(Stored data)
* * * * * * *
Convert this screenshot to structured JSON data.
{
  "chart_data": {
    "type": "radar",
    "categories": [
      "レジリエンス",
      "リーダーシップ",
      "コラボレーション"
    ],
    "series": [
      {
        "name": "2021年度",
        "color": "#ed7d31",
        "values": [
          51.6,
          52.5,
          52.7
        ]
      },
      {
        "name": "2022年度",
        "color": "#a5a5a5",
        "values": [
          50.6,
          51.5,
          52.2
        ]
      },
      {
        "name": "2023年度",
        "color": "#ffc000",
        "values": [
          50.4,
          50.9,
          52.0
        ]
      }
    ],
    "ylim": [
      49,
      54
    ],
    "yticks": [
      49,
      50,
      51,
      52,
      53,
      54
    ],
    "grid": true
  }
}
* * * * * * *
Written problem:
Using the material above, count the lines containing the word "color". Reply with the number alone.

Task solution:
3